**WRITTEN REQUEST:**
Below is a block of records. Copy every line in it that contains the word "type".

**RECORDS FOR THIS TASK:**
'''
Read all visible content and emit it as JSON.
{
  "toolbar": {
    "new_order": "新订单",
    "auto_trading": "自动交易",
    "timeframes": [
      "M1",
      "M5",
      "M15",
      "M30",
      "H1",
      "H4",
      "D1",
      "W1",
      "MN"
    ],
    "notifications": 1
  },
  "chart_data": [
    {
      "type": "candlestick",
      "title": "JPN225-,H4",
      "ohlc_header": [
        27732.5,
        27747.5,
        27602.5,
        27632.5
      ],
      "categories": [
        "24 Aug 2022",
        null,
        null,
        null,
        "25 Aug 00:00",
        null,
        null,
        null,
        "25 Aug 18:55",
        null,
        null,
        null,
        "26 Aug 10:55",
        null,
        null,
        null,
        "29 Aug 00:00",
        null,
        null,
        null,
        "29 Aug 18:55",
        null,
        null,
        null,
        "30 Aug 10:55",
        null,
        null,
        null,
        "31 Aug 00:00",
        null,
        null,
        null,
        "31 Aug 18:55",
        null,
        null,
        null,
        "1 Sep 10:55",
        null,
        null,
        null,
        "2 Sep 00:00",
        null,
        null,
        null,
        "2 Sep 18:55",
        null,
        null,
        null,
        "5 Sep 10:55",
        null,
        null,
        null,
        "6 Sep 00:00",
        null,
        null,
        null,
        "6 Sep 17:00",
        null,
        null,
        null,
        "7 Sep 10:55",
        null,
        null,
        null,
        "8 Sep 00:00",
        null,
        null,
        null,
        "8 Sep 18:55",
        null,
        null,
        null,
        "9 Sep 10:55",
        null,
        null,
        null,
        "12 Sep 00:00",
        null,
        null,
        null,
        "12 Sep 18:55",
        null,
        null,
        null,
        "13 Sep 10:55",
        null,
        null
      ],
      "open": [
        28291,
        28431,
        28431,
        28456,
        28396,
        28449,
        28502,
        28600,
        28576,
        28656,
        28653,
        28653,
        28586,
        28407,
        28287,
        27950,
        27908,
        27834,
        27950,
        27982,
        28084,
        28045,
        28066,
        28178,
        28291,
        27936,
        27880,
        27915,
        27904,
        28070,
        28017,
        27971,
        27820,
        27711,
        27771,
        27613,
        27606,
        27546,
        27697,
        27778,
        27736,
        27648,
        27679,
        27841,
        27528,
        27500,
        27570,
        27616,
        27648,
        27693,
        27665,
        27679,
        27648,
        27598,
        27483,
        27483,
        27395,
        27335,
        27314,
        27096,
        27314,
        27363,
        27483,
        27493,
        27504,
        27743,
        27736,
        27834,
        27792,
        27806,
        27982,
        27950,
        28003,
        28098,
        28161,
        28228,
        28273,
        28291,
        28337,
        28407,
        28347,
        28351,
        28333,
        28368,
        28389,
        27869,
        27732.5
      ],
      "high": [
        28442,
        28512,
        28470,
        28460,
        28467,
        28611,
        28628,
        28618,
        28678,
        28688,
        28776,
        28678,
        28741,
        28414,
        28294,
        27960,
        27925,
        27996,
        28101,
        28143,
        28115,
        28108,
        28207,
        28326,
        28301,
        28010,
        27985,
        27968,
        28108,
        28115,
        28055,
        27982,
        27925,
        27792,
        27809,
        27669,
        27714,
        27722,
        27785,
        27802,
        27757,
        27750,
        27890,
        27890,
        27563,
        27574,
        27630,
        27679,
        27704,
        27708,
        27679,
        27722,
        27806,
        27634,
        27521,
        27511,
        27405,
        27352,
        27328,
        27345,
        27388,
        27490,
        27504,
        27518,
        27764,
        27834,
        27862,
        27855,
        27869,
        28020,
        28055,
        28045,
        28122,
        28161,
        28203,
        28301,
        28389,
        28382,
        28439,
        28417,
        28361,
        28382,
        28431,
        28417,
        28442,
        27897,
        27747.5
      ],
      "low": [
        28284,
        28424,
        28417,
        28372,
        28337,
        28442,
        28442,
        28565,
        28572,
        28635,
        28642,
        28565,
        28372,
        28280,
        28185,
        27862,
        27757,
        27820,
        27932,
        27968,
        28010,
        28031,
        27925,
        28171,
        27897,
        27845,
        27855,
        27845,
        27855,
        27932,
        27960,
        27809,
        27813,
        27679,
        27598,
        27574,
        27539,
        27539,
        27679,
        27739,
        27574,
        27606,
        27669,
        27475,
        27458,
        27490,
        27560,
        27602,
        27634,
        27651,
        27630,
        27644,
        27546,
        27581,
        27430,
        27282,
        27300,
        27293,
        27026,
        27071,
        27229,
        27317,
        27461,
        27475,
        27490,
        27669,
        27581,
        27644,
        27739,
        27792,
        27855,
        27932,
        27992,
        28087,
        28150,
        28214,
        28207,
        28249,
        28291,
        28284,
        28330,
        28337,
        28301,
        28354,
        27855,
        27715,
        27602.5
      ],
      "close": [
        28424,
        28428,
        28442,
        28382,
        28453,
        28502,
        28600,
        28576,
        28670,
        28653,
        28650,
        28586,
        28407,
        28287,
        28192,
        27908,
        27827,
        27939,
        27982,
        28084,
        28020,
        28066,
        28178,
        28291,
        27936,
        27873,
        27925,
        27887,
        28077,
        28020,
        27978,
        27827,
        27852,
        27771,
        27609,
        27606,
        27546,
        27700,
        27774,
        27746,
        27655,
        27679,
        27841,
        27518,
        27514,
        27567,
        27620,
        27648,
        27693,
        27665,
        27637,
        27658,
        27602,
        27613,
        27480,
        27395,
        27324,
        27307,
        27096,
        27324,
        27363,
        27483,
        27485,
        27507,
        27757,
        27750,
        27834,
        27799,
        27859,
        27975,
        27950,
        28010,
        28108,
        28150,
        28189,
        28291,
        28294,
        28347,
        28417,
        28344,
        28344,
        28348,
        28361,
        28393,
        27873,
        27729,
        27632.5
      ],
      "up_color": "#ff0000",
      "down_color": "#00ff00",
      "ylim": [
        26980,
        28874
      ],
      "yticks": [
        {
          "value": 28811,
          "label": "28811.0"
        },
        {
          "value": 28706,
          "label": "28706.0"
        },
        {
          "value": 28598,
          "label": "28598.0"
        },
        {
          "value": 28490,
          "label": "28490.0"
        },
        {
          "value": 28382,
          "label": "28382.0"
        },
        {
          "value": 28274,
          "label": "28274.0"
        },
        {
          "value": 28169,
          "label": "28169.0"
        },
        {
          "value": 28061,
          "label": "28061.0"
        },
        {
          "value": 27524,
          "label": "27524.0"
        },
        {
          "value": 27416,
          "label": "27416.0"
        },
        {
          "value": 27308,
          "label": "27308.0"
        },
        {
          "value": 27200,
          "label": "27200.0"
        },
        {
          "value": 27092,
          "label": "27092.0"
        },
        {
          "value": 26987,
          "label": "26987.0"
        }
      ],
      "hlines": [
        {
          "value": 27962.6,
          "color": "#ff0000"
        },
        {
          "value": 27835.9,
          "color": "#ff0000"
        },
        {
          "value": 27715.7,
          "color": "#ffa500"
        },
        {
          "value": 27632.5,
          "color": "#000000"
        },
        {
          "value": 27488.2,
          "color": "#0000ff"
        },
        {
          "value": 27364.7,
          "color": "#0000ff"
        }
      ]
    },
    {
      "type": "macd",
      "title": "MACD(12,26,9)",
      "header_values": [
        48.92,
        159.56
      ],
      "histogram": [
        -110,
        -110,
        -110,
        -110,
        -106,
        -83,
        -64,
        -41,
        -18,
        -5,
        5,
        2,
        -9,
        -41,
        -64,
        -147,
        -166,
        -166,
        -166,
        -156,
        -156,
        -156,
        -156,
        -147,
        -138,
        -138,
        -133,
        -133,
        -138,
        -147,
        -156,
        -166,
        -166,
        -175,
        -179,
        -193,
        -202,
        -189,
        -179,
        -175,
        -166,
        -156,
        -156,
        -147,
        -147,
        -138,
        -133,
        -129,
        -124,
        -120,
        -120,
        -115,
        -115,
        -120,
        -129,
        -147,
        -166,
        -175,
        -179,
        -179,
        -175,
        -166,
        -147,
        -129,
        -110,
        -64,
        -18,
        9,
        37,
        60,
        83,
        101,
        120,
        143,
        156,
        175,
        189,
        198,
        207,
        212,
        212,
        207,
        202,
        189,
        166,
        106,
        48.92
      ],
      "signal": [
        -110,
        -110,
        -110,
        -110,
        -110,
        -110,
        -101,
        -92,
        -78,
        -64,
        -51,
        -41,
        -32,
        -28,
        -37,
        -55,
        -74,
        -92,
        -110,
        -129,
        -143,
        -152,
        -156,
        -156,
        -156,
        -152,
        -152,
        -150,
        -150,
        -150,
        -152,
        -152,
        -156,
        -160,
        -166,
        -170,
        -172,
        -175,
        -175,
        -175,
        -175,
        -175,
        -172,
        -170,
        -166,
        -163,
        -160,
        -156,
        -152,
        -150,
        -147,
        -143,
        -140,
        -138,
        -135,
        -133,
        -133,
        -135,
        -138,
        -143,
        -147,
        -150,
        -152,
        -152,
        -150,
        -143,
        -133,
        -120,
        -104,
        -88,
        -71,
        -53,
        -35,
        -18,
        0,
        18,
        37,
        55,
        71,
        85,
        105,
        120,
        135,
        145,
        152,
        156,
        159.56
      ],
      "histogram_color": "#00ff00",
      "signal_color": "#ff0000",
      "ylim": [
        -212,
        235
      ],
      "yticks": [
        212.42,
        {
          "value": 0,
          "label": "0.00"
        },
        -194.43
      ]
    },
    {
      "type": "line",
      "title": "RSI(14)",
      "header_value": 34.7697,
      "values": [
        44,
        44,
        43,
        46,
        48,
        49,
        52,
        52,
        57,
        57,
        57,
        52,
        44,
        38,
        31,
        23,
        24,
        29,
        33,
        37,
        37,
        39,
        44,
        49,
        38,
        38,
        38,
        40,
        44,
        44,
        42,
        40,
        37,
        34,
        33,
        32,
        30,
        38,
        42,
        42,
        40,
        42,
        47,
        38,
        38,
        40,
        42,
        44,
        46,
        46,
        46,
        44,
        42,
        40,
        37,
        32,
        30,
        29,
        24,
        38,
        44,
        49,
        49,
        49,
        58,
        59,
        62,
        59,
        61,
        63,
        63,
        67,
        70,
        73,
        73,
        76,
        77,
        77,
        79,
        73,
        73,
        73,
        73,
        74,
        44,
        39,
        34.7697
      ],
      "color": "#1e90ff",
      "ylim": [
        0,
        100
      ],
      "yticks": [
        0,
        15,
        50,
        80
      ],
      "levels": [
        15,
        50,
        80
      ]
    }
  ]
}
'''
**EXERCISE ANSWER:**
      "type": "candlestick",
      "type": "macd",
      "type": "line",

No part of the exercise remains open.